Retype the data that follows line by line, exactly, and leave its pictures out.

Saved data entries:
┌────────
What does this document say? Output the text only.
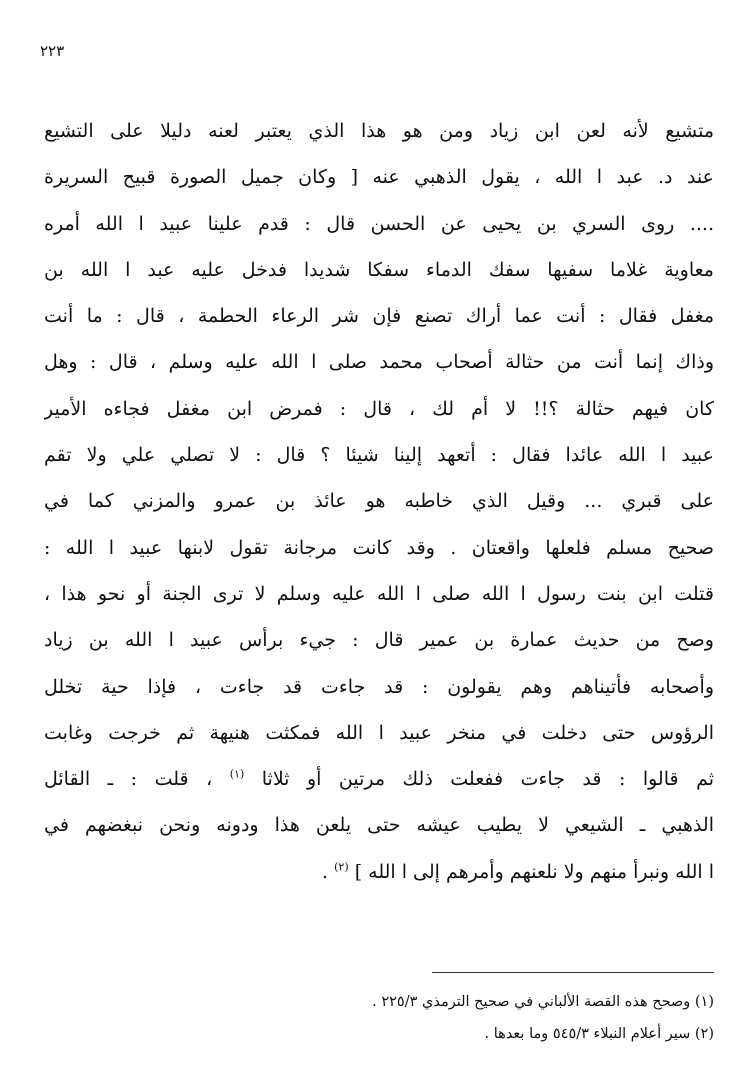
٢٢٣
متشيع لأنه لعن ابن زياد ومن هو هذا الذي يعتبر لعنه دليلا على التشيع
عند د. عبد ا الله ، يقول الذهبي عنه [ وكان جميل الصورة قبيح السريرة
.... روى السري بن يحيى عن الحسن قال : قدم علينا عبيد ا الله أمره
معاوية غلاما سفيها سفك الدماء سفكا شديدا فدخل عليه عبد ا الله بن
مغفل فقال : أنت عما أراك تصنع فإن شر الرعاء الحطمة ، قال : ما أنت
وذاك إنما أنت من حثالة أصحاب محمد صلى ا الله عليه وسلم ، قال : وهل
كان فيهم حثالة ؟!! لا أم لك ، قال : فمرض ابن مغفل فجاءه الأمير
عبيد ا الله عائدا فقال : أتعهد إلينا شيئا ؟ قال : لا تصلي علي ولا تقم
على قبري ... وقيل الذي خاطبه هو عائذ بن عمرو والمزني كما في
صحيح مسلم فلعلها واقعتان . وقد كانت مرجانة تقول لابنها عبيد ا الله :
قتلت ابن بنت رسول ا الله صلى ا الله عليه وسلم لا ترى الجنة أو نحو هذا ،
وصح من حديث عمارة بن عمير قال : جيء برأس عبيد ا الله بن زياد
وأصحابه فأتيناهم وهم يقولون : قد جاءت قد جاءت ، فإذا حية تخلل
الرؤوس حتى دخلت في منخر عبيد ا الله فمكثت هنيهة ثم خرجت وغابت
ثم قالوا : قد جاءت ففعلت ذلك مرتين أو ثلاثا $^{(١)}$ ، قلت : ـ القائل
الذهبي ـ الشيعي لا يطيب عيشه حتى يلعن هذا ودونه ونحن نبغضهم في
ا الله ونبرأ منهم ولا نلعنهم وأمرهم إلى ا الله ] $^{(٢)}$ .
(١) وصحح هذه القصة الألباني في صحيح الترمذي ٢٢٥/٣ .
(٢) سير أعلام النبلاء ٥٤٥/٣ وما بعدها .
└────────
COMPLETE ANSWER >>
What does this document say? Output the text only.
٢٢٣
متشيع لأنه لعن ابن زياد ومن هو هذا الذي يعتبر لعنه دليلا على التشيع
عند د. عبد ا الله ، يقول الذهبي عنه [ وكان جميل الصورة قبيح السريرة
.... روى السري بن يحيى عن الحسن قال : قدم علينا عبيد ا الله أمره
معاوية غلاما سفيها سفك الدماء سفكا شديدا فدخل عليه عبد ا الله بن
مغفل فقال : أنت عما أراك تصنع فإن شر الرعاء الحطمة ، قال : ما أنت
وذاك إنما أنت من حثالة أصحاب محمد صلى ا الله عليه وسلم ، قال : وهل
كان فيهم حثالة ؟!! لا أم لك ، قال : فمرض ابن مغفل فجاءه الأمير
عبيد ا الله عائدا فقال : أتعهد إلينا شيئا ؟ قال : لا تصلي علي ولا تقم
على قبري ... وقيل الذي خاطبه هو عائذ بن عمرو والمزني كما في
صحيح مسلم فلعلها واقعتان . وقد كانت مرجانة تقول لابنها عبيد ا الله :
قتلت ابن بنت رسول ا الله صلى ا الله عليه وسلم لا ترى الجنة أو نحو هذا ،
وصح من حديث عمارة بن عمير قال : جيء برأس عبيد ا الله بن زياد
وأصحابه فأتيناهم وهم يقولون : قد جاءت قد جاءت ، فإذا حية تخلل
الرؤوس حتى دخلت في منخر عبيد ا الله فمكثت هنيهة ثم خرجت وغابت
ثم قالوا : قد جاءت ففعلت ذلك مرتين أو ثلاثا $^{(١)}$ ، قلت : ـ القائل
الذهبي ـ الشيعي لا يطيب عيشه حتى يلعن هذا ودونه ونحن نبغضهم في
ا الله ونبرأ منهم ولا نلعنهم وأمرهم إلى ا الله ] $^{(٢)}$ .
(١) وصحح هذه القصة الألباني في صحيح الترمذي ٢٢٥/٣ .
(٢) سير أعلام النبلاء ٥٤٥/٣ وما بعدها .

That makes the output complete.